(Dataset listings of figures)
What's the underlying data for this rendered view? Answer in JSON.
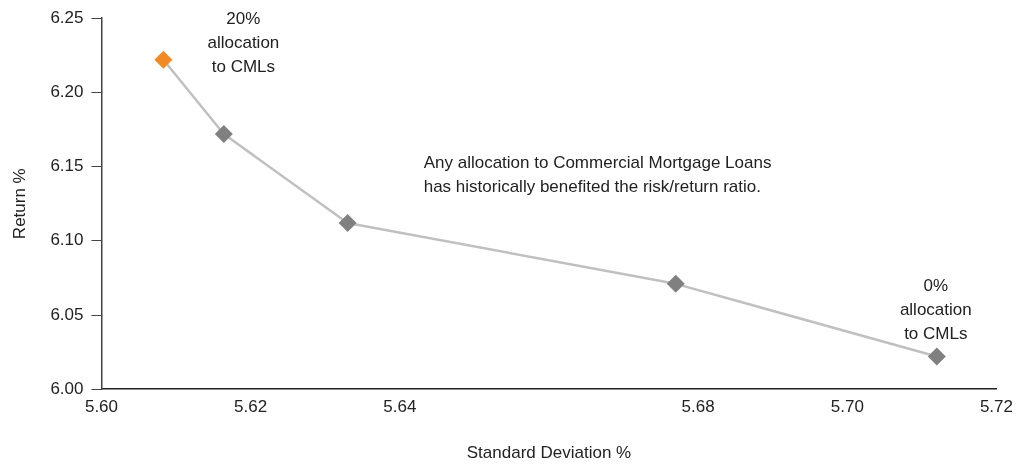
{
  "chart_data": {
    "type": "line",
    "xlabel": "Standard Deviation %",
    "ylabel": "Return %",
    "x": [
      5.6083,
      5.6164,
      5.633,
      5.677,
      5.712
    ],
    "values": [
      6.222,
      6.172,
      6.112,
      6.071,
      6.022
    ],
    "color": "#c0c0c0",
    "colors": [
      "#f28a24",
      "#808080",
      "#808080",
      "#808080",
      "#808080"
    ],
    "marker": "diamond",
    "line_style": "solid",
    "xlim": [
      5.6,
      5.72
    ],
    "xticks": [
      {
        "value": 5.6,
        "label": "5.60"
      },
      5.62,
      5.64,
      5.68,
      {
        "value": 5.7,
        "label": "5.70"
      },
      5.72
    ],
    "ylim": [
      6,
      6.25
    ],
    "yticks": [
      {
        "value": 6,
        "label": "6.00"
      },
      6.05,
      {
        "value": 6.1,
        "label": "6.10"
      },
      6.15,
      {
        "value": 6.2,
        "label": "6.20"
      },
      6.25
    ],
    "grid": false,
    "legend": false,
    "annotations": [
      {
        "text": "20%\nallocation\nto CMLs",
        "x": 5.6083,
        "y": 6.222
      },
      "Any allocation to Commercial Mortgage Loans\nhas historically benefited the risk/return ratio.",
      {
        "text": "0%\nallocation\nto CMLs",
        "x": 5.712,
        "y": 6.022
      }
    ]
  }
}
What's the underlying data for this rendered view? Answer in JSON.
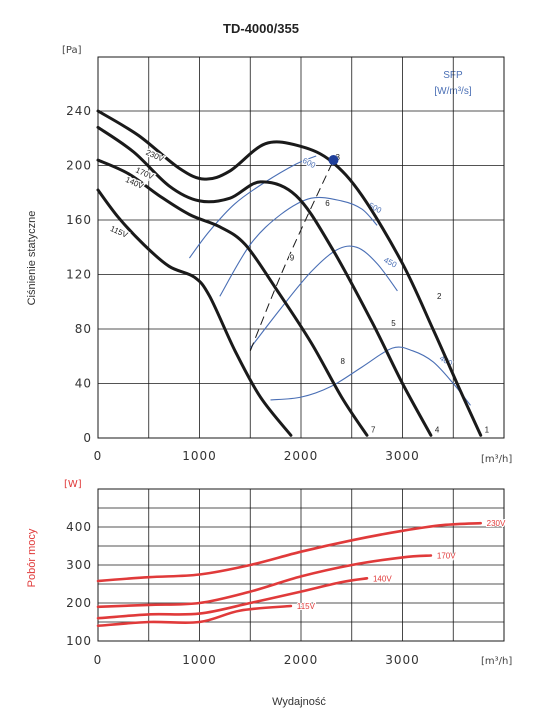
{
  "chart_data": [
    {
      "type": "line",
      "title": "TD-4000/355",
      "xlabel": "",
      "ylabel": "Ciśnienie statyczne",
      "x_unit": "[m³/h]",
      "y_unit": "[Pa]",
      "xlim": [
        0,
        4000
      ],
      "ylim": [
        0,
        240
      ],
      "x_ticks": [
        "0",
        "1000",
        "2000",
        "3000"
      ],
      "y_ticks": [
        "0",
        "40",
        "80",
        "120",
        "160",
        "200",
        "240"
      ],
      "grid": true,
      "sfp_title": "SFP",
      "sfp_unit": "[W/m³/s]",
      "series": [
        {
          "name": "230V",
          "x": [
            0,
            400,
            800,
            1050,
            1300,
            1650,
            2000,
            2300,
            2600,
            3000,
            3300,
            3550,
            3770
          ],
          "y": [
            240,
            222,
            198,
            190,
            196,
            216,
            214,
            203,
            178,
            128,
            80,
            38,
            2
          ]
        },
        {
          "name": "170V",
          "x": [
            0,
            350,
            700,
            1000,
            1300,
            1600,
            1950,
            2300,
            2700,
            3000,
            3280
          ],
          "y": [
            228,
            210,
            185,
            174,
            176,
            188,
            178,
            140,
            85,
            40,
            2
          ]
        },
        {
          "name": "140V",
          "x": [
            0,
            300,
            600,
            900,
            1200,
            1450,
            1750,
            2100,
            2400,
            2650
          ],
          "y": [
            204,
            194,
            178,
            164,
            155,
            142,
            110,
            70,
            30,
            2
          ]
        },
        {
          "name": "115V",
          "x": [
            0,
            200,
            450,
            700,
            950,
            1100,
            1350,
            1600,
            1900
          ],
          "y": [
            182,
            162,
            142,
            126,
            118,
            104,
            64,
            30,
            2
          ]
        }
      ],
      "sfp_curves": [
        {
          "name": "600",
          "x": [
            900,
            1100,
            1350,
            1650,
            1950,
            2150
          ],
          "y": [
            132,
            152,
            172,
            188,
            201,
            207
          ]
        },
        {
          "name": "500",
          "x": [
            1200,
            1500,
            1800,
            2100,
            2400,
            2600,
            2750
          ],
          "y": [
            104,
            142,
            164,
            176,
            174,
            168,
            156
          ]
        },
        {
          "name": "450",
          "x": [
            1500,
            1800,
            2100,
            2350,
            2550,
            2750,
            2950
          ],
          "y": [
            66,
            95,
            122,
            138,
            140,
            128,
            108
          ]
        },
        {
          "name": "400",
          "x": [
            1700,
            2000,
            2300,
            2600,
            2900,
            3100,
            3300,
            3500,
            3670
          ],
          "y": [
            28,
            30,
            38,
            52,
            66,
            64,
            56,
            40,
            24
          ]
        }
      ],
      "operating_points": [
        {
          "label": "1",
          "x": 3770,
          "y": 2
        },
        {
          "label": "2",
          "x": 3300,
          "y": 100
        },
        {
          "label": "3",
          "x": 2300,
          "y": 202
        },
        {
          "label": "4",
          "x": 3280,
          "y": 2
        },
        {
          "label": "5",
          "x": 2850,
          "y": 80
        },
        {
          "label": "6",
          "x": 2200,
          "y": 168
        },
        {
          "label": "7",
          "x": 2650,
          "y": 2
        },
        {
          "label": "8",
          "x": 2350,
          "y": 52
        },
        {
          "label": "9",
          "x": 1850,
          "y": 128
        }
      ],
      "design_point": {
        "x": 2320,
        "y": 204
      },
      "system_curve_x": [
        1500,
        1850,
        2320
      ],
      "system_curve_y": [
        64,
        128,
        204
      ]
    },
    {
      "type": "line",
      "xlabel": "Wydajność",
      "ylabel": "Pobór mocy",
      "x_unit": "[m³/h]",
      "y_unit": "[W]",
      "xlim": [
        0,
        4000
      ],
      "ylim": [
        100,
        450
      ],
      "x_ticks": [
        "0",
        "1000",
        "2000",
        "3000"
      ],
      "y_ticks": [
        "100",
        "200",
        "300",
        "400"
      ],
      "grid": true,
      "series": [
        {
          "name": "230V",
          "x": [
            0,
            500,
            1000,
            1500,
            2000,
            2500,
            3000,
            3400,
            3770
          ],
          "y": [
            258,
            268,
            275,
            300,
            335,
            365,
            390,
            405,
            410
          ]
        },
        {
          "name": "170V",
          "x": [
            0,
            500,
            1000,
            1500,
            2000,
            2500,
            3000,
            3280
          ],
          "y": [
            190,
            195,
            200,
            230,
            270,
            300,
            320,
            325
          ]
        },
        {
          "name": "140V",
          "x": [
            0,
            500,
            1000,
            1500,
            2000,
            2400,
            2650
          ],
          "y": [
            160,
            170,
            172,
            200,
            230,
            255,
            265
          ]
        },
        {
          "name": "115V",
          "x": [
            0,
            500,
            1000,
            1400,
            1900
          ],
          "y": [
            140,
            150,
            150,
            180,
            192
          ]
        }
      ],
      "colors": {
        "red": "#e03a3a",
        "blue": "#4a6fb5",
        "black": "#1a1a1a"
      }
    }
  ]
}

## Required work
All of the entries above should be copied exactly, except for the pictures.

## Complete output
What's the underlying data for this rendered view? Answer in JSON.
{
  "chart_data": {
    "type": "line",
    "xlabel": "Standard Deviation %",
    "ylabel": "Return %",
    "x": [
      5.6083,
      5.6164,
      5.633,
      5.677,
      5.712
    ],
    "values": [
      6.222,
      6.172,
      6.112,
      6.071,
      6.022
    ],
    "color": "#c0c0c0",
    "colors": [
      "#f28a24",
      "#808080",
      "#808080",
      "#808080",
      "#808080"
    ],
    "marker": "diamond",
    "line_style": "solid",
    "xlim": [
      5.6,
      5.72
    ],
    "xticks": [
      {
        "value": 5.6,
        "label": "5.60"
      },
      5.62,
      5.64,
      5.68,
      {
        "value": 5.7,
        "label": "5.70"
      },
      5.72
    ],
    "ylim": [
      6,
      6.25
    ],
    "yticks": [
      {
        "value": 6,
        "label": "6.00"
      },
      6.05,
      {
        "value": 6.1,
        "label": "6.10"
      },
      6.15,
      {
        "value": 6.2,
        "label": "6.20"
      },
      6.25
    ],
    "grid": false,
    "legend": false,
    "annotations": [
      {
        "text": "20%\nallocation\nto CMLs",
        "x": 5.6083,
        "y": 6.222
      },
      "Any allocation to Commercial Mortgage Loans\nhas historically benefited the risk/return ratio.",
      {
        "text": "0%\nallocation\nto CMLs",
        "x": 5.712,
        "y": 6.022
      }
    ]
  }
}
What's the underlying data for this rendered view? Answer in JSON.
{
  "chart_data": [
    {
      "type": "line",
      "title": "TD-4000/355",
      "xlabel": "",
      "ylabel": "Ciśnienie statyczne",
      "x_unit": "[m³/h]",
      "y_unit": "[Pa]",
      "xlim": [
        0,
        4000
      ],
      "ylim": [
        0,
        240
      ],
      "x_ticks": [
        "0",
        "1000",
        "2000",
        "3000"
      ],
      "y_ticks": [
        "0",
        "40",
        "80",
        "120",
        "160",
        "200",
        "240"
      ],
      "grid": true,
      "sfp_title": "SFP",
      "sfp_unit": "[W/m³/s]",
      "series": [
        {
          "name": "230V",
          "x": [
            0,
            400,
            800,
            1050,
            1300,
            1650,
            2000,
            2300,
            2600,
            3000,
            3300,
            3550,
            3770
          ],
          "y": [
            240,
            222,
            198,
            190,
            196,
            216,
            214,
            203,
            178,
            128,
            80,
            38,
            2
          ]
        },
        {
          "name": "170V",
          "x": [
            0,
            350,
            700,
            1000,
            1300,
            1600,
            1950,
            2300,
            2700,
            3000,
            3280
          ],
          "y": [
            228,
            210,
            185,
            174,
            176,
            188,
            178,
            140,
            85,
            40,
            2
          ]
        },
        {
          "name": "140V",
          "x": [
            0,
            300,
            600,
            900,
            1200,
            1450,
            1750,
            2100,
            2400,
            2650
          ],
          "y": [
            204,
            194,
            178,
            164,
            155,
            142,
            110,
            70,
            30,
            2
          ]
        },
        {
          "name": "115V",
          "x": [
            0,
            200,
            450,
            700,
            950,
            1100,
            1350,
            1600,
            1900
          ],
          "y": [
            182,
            162,
            142,
            126,
            118,
            104,
            64,
            30,
            2
          ]
        }
      ],
      "sfp_curves": [
        {
          "name": "600",
          "x": [
            900,
            1100,
            1350,
            1650,
            1950,
            2150
          ],
          "y": [
            132,
            152,
            172,
            188,
            201,
            207
          ]
        },
        {
          "name": "500",
          "x": [
            1200,
            1500,
            1800,
            2100,
            2400,
            2600,
            2750
          ],
          "y": [
            104,
            142,
            164,
            176,
            174,
            168,
            156
          ]
        },
        {
          "name": "450",
          "x": [
            1500,
            1800,
            2100,
            2350,
            2550,
            2750,
            2950
          ],
          "y": [
            66,
            95,
            122,
            138,
            140,
            128,
            108
          ]
        },
        {
          "name": "400",
          "x": [
            1700,
            2000,
            2300,
            2600,
            2900,
            3100,
            3300,
            3500,
            3670
          ],
          "y": [
            28,
            30,
            38,
            52,
            66,
            64,
            56,
            40,
            24
          ]
        }
      ],
      "operating_points": [
        {
          "label": "1",
          "x": 3770,
          "y": 2
        },
        {
          "label": "2",
          "x": 3300,
          "y": 100
        },
        {
          "label": "3",
          "x": 2300,
          "y": 202
        },
        {
          "label": "4",
          "x": 3280,
          "y": 2
        },
        {
          "label": "5",
          "x": 2850,
          "y": 80
        },
        {
          "label": "6",
          "x": 2200,
          "y": 168
        },
        {
          "label": "7",
          "x": 2650,
          "y": 2
        },
        {
          "label": "8",
          "x": 2350,
          "y": 52
        },
        {
          "label": "9",
          "x": 1850,
          "y": 128
        }
      ],
      "design_point": {
        "x": 2320,
        "y": 204
      },
      "system_curve_x": [
        1500,
        1850,
        2320
      ],
      "system_curve_y": [
        64,
        128,
        204
      ]
    },
    {
      "type": "line",
      "xlabel": "Wydajność",
      "ylabel": "Pobór mocy",
      "x_unit": "[m³/h]",
      "y_unit": "[W]",
      "xlim": [
        0,
        4000
      ],
      "ylim": [
        100,
        450
      ],
      "x_ticks": [
        "0",
        "1000",
        "2000",
        "3000"
      ],
      "y_ticks": [
        "100",
        "200",
        "300",
        "400"
      ],
      "grid": true,
      "series": [
        {
          "name": "230V",
          "x": [
            0,
            500,
            1000,
            1500,
            2000,
            2500,
            3000,
            3400,
            3770
          ],
          "y": [
            258,
            268,
            275,
            300,
            335,
            365,
            390,
            405,
            410
          ]
        },
        {
          "name": "170V",
          "x": [
            0,
            500,
            1000,
            1500,
            2000,
            2500,
            3000,
            3280
          ],
          "y": [
            190,
            195,
            200,
            230,
            270,
            300,
            320,
            325
          ]
        },
        {
          "name": "140V",
          "x": [
            0,
            500,
            1000,
            1500,
            2000,
            2400,
            2650
          ],
          "y": [
            160,
            170,
            172,
            200,
            230,
            255,
            265
          ]
        },
        {
          "name": "115V",
          "x": [
            0,
            500,
            1000,
            1400,
            1900
          ],
          "y": [
            140,
            150,
            150,
            180,
            192
          ]
        }
      ],
      "colors": {
        "red": "#e03a3a",
        "blue": "#4a6fb5",
        "black": "#1a1a1a"
      }
    }
  ]
}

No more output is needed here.